(Figure dataset records)
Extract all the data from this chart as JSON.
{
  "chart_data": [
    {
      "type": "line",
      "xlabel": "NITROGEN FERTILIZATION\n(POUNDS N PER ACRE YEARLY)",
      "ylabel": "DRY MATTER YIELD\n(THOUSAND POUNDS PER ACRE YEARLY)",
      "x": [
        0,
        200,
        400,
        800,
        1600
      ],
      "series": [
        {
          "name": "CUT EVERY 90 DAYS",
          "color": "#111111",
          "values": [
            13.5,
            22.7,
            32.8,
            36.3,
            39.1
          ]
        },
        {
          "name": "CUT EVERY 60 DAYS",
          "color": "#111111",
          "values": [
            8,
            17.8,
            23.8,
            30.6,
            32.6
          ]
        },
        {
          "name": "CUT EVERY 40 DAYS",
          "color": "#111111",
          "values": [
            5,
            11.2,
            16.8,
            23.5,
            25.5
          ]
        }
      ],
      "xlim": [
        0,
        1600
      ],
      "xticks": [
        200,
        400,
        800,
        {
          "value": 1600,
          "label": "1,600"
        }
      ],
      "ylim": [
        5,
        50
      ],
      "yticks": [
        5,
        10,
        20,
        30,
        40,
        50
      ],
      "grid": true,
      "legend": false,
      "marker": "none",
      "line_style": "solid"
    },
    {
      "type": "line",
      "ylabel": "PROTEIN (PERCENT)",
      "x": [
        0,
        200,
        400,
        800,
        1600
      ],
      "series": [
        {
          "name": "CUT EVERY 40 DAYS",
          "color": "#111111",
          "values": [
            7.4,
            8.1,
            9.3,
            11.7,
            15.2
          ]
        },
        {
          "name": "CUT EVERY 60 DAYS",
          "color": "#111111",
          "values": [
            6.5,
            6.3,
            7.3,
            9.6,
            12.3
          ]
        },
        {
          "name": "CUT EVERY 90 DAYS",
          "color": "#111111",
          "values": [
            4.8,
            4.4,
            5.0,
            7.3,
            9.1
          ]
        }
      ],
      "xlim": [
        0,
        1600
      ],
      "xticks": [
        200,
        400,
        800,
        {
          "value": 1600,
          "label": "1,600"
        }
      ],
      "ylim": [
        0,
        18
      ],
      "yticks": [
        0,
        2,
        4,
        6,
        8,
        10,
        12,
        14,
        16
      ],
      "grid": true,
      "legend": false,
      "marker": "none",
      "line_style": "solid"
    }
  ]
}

| PROBLEM STATEMENT |
Would you copy the data exactly as shown above?

| TASK OUTPUT |
Extract all the data from this chart as JSON.
{
  "chart_data": [
    {
      "type": "line",
      "xlabel": "NITROGEN FERTILIZATION\n(POUNDS N PER ACRE YEARLY)",
      "ylabel": "DRY MATTER YIELD\n(THOUSAND POUNDS PER ACRE YEARLY)",
      "x": [
        0,
        200,
        400,
        800,
        1600
      ],
      "series": [
        {
          "name": "CUT EVERY 90 DAYS",
          "color": "#111111",
          "values": [
            13.5,
            22.7,
            32.8,
            36.3,
            39.1
          ]
        },
        {
          "name": "CUT EVERY 60 DAYS",
          "color": "#111111",
          "values": [
            8,
            17.8,
            23.8,
            30.6,
            32.6
          ]
        },
        {
          "name": "CUT EVERY 40 DAYS",
          "color": "#111111",
          "values": [
            5,
            11.2,
            16.8,
            23.5,
            25.5
          ]
        }
      ],
      "xlim": [
        0,
        1600
      ],
      "xticks": [
        200,
        400,
        800,
        {
          "value": 1600,
          "label": "1,600"
        }
      ],
      "ylim": [
        5,
        50
      ],
      "yticks": [
        5,
        10,
        20,
        30,
        40,
        50
      ],
      "grid": true,
      "legend": false,
      "marker": "none",
      "line_style": "solid"
    },
    {
      "type": "line",
      "ylabel": "PROTEIN (PERCENT)",
      "x": [
        0,
        200,
        400,
        800,
        1600
      ],
      "series": [
        {
          "name": "CUT EVERY 40 DAYS",
          "color": "#111111",
          "values": [
            7.4,
            8.1,
            9.3,
            11.7,
            15.2
          ]
        },
        {
          "name": "CUT EVERY 60 DAYS",
          "color": "#111111",
          "values": [
            6.5,
            6.3,
            7.3,
            9.6,
            12.3
          ]
        },
        {
          "name": "CUT EVERY 90 DAYS",
          "color": "#111111",
          "values": [
            4.8,
            4.4,
            5.0,
            7.3,
            9.1
          ]
        }
      ],
      "xlim": [
        0,
        1600
      ],
      "xticks": [
        200,
        400,
        800,
        {
          "value": 1600,
          "label": "1,600"
        }
      ],
      "ylim": [
        0,
        18
      ],
      "yticks": [
        0,
        2,
        4,
        6,
        8,
        10,
        12,
        14,
        16
      ],
      "grid": true,
      "legend": false,
      "marker": "none",
      "line_style": "solid"
    }
  ]
}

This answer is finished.